Look through the entries and report how many lines include the word "text". Give the number alone.

Collection entries

---+---

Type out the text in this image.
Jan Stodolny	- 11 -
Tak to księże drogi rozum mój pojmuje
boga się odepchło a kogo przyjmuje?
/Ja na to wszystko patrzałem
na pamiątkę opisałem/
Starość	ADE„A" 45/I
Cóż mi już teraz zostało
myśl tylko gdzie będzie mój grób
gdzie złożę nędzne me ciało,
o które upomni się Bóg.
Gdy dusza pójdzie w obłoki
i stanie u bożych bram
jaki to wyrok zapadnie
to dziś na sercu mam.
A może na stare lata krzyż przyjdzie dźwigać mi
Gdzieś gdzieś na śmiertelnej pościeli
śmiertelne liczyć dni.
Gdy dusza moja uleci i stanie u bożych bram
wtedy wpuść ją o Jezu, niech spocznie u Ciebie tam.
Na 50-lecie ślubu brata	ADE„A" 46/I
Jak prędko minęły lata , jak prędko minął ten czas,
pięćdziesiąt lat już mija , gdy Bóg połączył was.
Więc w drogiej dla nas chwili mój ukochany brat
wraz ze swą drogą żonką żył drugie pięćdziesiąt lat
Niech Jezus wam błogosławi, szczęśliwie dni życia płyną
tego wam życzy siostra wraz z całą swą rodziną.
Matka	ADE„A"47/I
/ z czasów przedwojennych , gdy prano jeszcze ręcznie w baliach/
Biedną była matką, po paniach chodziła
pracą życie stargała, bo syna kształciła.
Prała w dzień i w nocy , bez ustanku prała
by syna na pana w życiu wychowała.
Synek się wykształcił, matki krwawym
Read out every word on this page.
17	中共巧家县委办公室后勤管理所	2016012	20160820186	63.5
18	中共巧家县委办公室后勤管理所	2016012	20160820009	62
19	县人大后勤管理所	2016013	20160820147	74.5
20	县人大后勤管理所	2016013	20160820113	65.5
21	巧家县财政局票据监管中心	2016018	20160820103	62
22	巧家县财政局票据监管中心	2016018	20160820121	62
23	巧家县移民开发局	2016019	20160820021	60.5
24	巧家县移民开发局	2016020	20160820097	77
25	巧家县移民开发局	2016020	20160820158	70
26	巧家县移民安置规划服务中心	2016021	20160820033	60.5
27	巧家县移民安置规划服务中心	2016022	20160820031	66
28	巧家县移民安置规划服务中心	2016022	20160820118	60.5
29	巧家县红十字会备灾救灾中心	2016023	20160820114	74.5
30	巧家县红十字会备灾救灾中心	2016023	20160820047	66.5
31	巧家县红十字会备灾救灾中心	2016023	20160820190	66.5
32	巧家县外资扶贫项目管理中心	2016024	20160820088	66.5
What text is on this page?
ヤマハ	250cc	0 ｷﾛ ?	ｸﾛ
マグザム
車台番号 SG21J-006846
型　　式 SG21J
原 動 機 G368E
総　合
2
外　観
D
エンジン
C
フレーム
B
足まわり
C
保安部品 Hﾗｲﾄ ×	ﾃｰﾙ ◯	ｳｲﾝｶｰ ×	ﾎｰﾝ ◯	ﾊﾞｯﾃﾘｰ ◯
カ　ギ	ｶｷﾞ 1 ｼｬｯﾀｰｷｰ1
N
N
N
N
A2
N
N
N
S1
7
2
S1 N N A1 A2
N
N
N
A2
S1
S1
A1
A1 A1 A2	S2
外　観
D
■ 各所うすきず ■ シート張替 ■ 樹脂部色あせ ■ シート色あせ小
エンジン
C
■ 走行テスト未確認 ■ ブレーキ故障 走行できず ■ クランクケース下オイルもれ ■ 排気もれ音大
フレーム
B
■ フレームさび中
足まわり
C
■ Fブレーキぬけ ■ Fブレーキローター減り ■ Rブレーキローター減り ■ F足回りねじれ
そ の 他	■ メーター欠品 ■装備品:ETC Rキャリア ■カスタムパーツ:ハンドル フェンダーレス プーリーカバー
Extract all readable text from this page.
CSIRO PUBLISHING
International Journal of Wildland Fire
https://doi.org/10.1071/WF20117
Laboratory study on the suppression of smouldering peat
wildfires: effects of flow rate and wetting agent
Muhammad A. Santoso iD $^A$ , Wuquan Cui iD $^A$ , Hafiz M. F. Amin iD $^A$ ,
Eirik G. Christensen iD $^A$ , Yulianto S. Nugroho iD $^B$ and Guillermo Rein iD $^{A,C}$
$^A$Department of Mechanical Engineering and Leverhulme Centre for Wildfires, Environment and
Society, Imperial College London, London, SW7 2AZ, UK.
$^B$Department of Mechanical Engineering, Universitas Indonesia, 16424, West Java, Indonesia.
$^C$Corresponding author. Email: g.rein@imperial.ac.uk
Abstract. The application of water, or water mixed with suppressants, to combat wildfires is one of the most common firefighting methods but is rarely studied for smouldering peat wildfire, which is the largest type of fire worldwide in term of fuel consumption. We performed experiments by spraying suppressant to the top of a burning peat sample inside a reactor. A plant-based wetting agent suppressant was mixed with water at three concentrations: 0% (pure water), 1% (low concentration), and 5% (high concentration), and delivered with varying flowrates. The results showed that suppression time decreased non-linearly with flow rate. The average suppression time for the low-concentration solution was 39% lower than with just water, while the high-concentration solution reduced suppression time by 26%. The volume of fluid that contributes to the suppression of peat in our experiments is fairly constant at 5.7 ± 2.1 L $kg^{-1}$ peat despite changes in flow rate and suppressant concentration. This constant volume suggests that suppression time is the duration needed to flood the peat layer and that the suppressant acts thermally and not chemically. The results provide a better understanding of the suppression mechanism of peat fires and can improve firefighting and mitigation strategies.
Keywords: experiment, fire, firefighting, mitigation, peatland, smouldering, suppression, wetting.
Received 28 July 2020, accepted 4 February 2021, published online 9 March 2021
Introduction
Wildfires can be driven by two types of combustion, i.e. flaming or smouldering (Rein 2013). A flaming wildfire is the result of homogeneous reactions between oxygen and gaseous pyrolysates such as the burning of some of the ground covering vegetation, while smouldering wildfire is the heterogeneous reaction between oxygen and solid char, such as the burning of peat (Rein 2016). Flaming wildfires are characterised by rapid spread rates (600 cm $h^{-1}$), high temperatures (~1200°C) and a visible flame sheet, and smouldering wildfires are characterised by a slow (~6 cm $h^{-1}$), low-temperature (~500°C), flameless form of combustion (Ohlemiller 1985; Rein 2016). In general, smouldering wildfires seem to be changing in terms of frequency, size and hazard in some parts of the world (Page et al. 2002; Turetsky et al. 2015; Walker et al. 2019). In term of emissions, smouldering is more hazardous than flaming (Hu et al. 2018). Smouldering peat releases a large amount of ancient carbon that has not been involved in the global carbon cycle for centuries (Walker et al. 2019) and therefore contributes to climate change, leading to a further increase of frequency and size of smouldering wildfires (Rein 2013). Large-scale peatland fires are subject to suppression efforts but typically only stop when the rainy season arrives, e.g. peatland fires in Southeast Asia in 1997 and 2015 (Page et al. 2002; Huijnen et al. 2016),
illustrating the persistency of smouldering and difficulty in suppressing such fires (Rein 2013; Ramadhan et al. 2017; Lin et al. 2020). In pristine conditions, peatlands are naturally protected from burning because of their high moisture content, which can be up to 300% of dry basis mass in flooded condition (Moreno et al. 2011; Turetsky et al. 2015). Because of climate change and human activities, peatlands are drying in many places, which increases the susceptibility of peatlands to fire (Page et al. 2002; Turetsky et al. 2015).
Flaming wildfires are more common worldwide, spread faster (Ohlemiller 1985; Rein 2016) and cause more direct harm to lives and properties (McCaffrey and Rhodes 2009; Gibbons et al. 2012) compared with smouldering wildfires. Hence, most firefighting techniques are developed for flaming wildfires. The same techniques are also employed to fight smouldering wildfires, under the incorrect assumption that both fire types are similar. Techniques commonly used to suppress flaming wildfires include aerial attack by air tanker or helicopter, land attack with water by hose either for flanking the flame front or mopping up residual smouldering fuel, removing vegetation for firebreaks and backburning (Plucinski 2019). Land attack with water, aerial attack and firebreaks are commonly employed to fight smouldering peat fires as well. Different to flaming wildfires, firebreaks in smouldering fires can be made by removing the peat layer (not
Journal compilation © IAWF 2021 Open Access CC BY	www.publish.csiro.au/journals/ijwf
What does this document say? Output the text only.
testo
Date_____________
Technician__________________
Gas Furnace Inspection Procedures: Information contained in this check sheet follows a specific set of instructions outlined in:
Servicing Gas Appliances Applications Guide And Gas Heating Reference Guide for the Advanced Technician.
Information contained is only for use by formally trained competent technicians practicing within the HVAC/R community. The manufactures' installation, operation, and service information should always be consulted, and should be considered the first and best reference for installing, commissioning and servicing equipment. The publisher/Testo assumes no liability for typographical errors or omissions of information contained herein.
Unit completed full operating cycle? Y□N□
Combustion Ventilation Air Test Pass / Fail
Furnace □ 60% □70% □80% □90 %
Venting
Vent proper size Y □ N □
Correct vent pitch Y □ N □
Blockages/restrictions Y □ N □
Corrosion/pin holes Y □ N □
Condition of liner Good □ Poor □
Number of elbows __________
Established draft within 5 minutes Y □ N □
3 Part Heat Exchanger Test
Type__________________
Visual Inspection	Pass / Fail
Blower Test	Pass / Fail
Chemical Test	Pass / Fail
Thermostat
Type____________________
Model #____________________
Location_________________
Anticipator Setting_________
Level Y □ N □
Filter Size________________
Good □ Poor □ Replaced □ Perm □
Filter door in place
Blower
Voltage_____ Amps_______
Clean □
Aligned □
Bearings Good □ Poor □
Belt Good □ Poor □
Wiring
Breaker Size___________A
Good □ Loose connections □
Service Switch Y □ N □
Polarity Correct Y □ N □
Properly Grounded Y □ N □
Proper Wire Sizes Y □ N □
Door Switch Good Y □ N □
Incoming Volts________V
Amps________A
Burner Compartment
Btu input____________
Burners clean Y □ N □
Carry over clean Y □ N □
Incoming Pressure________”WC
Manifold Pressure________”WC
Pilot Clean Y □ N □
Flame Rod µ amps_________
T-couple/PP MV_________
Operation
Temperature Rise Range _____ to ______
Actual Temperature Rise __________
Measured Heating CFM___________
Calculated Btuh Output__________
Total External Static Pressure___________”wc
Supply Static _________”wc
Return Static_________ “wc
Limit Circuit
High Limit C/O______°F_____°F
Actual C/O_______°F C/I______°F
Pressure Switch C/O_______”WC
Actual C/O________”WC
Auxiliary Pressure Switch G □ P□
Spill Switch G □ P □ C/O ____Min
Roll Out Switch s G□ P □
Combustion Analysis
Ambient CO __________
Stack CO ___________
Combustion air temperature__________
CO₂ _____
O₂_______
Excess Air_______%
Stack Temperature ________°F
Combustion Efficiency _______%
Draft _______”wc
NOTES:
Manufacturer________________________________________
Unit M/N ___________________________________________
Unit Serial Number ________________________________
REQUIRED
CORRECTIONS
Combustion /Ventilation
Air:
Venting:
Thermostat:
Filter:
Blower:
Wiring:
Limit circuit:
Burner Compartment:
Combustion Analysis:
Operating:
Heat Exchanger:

---+---

Exercise solution: 4